Set exercise -
Will you print the material below without altering a single character?

Entries provided -
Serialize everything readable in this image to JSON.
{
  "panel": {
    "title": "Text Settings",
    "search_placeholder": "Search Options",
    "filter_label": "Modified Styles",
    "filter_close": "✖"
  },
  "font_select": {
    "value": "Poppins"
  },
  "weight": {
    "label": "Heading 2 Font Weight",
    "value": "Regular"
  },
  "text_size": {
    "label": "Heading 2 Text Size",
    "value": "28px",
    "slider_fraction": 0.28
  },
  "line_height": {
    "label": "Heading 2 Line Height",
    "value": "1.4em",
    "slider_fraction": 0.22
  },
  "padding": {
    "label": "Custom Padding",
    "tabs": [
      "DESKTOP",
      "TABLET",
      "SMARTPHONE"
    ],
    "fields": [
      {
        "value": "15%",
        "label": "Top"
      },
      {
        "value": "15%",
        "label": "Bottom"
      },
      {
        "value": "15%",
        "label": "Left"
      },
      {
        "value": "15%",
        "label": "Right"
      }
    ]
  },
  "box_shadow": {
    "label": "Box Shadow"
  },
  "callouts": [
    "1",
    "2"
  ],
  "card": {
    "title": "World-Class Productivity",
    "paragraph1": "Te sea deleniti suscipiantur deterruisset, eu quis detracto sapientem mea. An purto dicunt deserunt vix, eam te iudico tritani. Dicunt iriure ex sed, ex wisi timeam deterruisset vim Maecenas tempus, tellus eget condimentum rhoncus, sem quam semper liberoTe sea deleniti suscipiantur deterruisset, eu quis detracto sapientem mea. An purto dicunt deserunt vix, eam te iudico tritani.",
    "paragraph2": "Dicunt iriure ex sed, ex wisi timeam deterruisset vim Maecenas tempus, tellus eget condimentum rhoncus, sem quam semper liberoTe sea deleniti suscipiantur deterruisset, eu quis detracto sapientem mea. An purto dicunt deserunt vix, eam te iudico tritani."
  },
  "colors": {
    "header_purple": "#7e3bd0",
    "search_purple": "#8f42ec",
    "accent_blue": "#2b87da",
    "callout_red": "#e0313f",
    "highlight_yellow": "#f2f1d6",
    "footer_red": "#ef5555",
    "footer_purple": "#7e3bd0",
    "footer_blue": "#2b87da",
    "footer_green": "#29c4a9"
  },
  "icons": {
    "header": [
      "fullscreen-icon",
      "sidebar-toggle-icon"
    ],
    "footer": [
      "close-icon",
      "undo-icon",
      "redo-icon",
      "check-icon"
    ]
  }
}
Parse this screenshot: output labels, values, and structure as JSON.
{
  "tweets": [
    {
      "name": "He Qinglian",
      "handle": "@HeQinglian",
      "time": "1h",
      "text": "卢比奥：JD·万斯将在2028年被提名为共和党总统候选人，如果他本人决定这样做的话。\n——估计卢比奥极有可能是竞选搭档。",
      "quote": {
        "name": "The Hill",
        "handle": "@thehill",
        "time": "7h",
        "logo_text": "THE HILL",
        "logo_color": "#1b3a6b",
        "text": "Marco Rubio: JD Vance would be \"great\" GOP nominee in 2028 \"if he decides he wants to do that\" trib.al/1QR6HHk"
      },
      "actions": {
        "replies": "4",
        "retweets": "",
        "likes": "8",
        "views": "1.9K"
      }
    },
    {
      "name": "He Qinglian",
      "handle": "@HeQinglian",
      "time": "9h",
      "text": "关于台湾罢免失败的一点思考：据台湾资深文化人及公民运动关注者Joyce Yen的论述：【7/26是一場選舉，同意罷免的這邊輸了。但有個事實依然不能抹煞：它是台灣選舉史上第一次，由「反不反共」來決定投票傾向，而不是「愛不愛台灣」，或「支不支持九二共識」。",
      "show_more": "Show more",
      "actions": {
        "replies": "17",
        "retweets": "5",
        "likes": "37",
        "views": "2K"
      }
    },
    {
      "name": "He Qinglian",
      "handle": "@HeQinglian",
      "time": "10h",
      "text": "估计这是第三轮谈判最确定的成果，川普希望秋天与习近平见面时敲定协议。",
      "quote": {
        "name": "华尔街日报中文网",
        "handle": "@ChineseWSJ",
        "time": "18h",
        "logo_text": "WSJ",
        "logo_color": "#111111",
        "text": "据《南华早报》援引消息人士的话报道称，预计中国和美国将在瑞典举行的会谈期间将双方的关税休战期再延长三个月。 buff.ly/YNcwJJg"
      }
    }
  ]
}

Exercise response -
Serialize everything readable in this image to JSON.
{
  "panel": {
    "title": "Text Settings",
    "search_placeholder": "Search Options",
    "filter_label": "Modified Styles",
    "filter_close": "✖"
  },
  "font_select": {
    "value": "Poppins"
  },
  "weight": {
    "label": "Heading 2 Font Weight",
    "value": "Regular"
  },
  "text_size": {
    "label": "Heading 2 Text Size",
    "value": "28px",
    "slider_fraction": 0.28
  },
  "line_height": {
    "label": "Heading 2 Line Height",
    "value": "1.4em",
    "slider_fraction": 0.22
  },
  "padding": {
    "label": "Custom Padding",
    "tabs": [
      "DESKTOP",
      "TABLET",
      "SMARTPHONE"
    ],
    "fields": [
      {
        "value": "15%",
        "label": "Top"
      },
      {
        "value": "15%",
        "label": "Bottom"
      },
      {
        "value": "15%",
        "label": "Left"
      },
      {
        "value": "15%",
        "label": "Right"
      }
    ]
  },
  "box_shadow": {
    "label": "Box Shadow"
  },
  "callouts": [
    "1",
    "2"
  ],
  "card": {
    "title": "World-Class Productivity",
    "paragraph1": "Te sea deleniti suscipiantur deterruisset, eu quis detracto sapientem mea. An purto dicunt deserunt vix, eam te iudico tritani. Dicunt iriure ex sed, ex wisi timeam deterruisset vim Maecenas tempus, tellus eget condimentum rhoncus, sem quam semper liberoTe sea deleniti suscipiantur deterruisset, eu quis detracto sapientem mea. An purto dicunt deserunt vix, eam te iudico tritani.",
    "paragraph2": "Dicunt iriure ex sed, ex wisi timeam deterruisset vim Maecenas tempus, tellus eget condimentum rhoncus, sem quam semper liberoTe sea deleniti suscipiantur deterruisset, eu quis detracto sapientem mea. An purto dicunt deserunt vix, eam te iudico tritani."
  },
  "colors": {
    "header_purple": "#7e3bd0",
    "search_purple": "#8f42ec",
    "accent_blue": "#2b87da",
    "callout_red": "#e0313f",
    "highlight_yellow": "#f2f1d6",
    "footer_red": "#ef5555",
    "footer_purple": "#7e3bd0",
    "footer_blue": "#2b87da",
    "footer_green": "#29c4a9"
  },
  "icons": {
    "header": [
      "fullscreen-icon",
      "sidebar-toggle-icon"
    ],
    "footer": [
      "close-icon",
      "undo-icon",
      "redo-icon",
      "check-icon"
    ]
  }
}
Parse this screenshot: output labels, values, and structure as JSON.
{
  "tweets": [
    {
      "name": "He Qinglian",
      "handle": "@HeQinglian",
      "time": "1h",
      "text": "卢比奥：JD·万斯将在2028年被提名为共和党总统候选人，如果他本人决定这样做的话。\n——估计卢比奥极有可能是竞选搭档。",
      "quote": {
        "name": "The Hill",
        "handle": "@thehill",
        "time": "7h",
        "logo_text": "THE HILL",
        "logo_color": "#1b3a6b",
        "text": "Marco Rubio: JD Vance would be \"great\" GOP nominee in 2028 \"if he decides he wants to do that\" trib.al/1QR6HHk"
      },
      "actions": {
        "replies": "4",
        "retweets": "",
        "likes": "8",
        "views": "1.9K"
      }
    },
    {
      "name": "He Qinglian",
      "handle": "@HeQinglian",
      "time": "9h",
      "text": "关于台湾罢免失败的一点思考：据台湾资深文化人及公民运动关注者Joyce Yen的论述：【7/26是一場選舉，同意罷免的這邊輸了。但有個事實依然不能抹煞：它是台灣選舉史上第一次，由「反不反共」來決定投票傾向，而不是「愛不愛台灣」，或「支不支持九二共識」。",
      "show_more": "Show more",
      "actions": {
        "replies": "17",
        "retweets": "5",
        "likes": "37",
        "views": "2K"
      }
    },
    {
      "name": "He Qinglian",
      "handle": "@HeQinglian",
      "time": "10h",
      "text": "估计这是第三轮谈判最确定的成果，川普希望秋天与习近平见面时敲定协议。",
      "quote": {
        "name": "华尔街日报中文网",
        "handle": "@ChineseWSJ",
        "time": "18h",
        "logo_text": "WSJ",
        "logo_color": "#111111",
        "text": "据《南华早报》援引消息人士的话报道称，预计中国和美国将在瑞典举行的会谈期间将双方的关税休战期再延长三个月。 buff.ly/YNcwJJg"
      }
    }
  ]
}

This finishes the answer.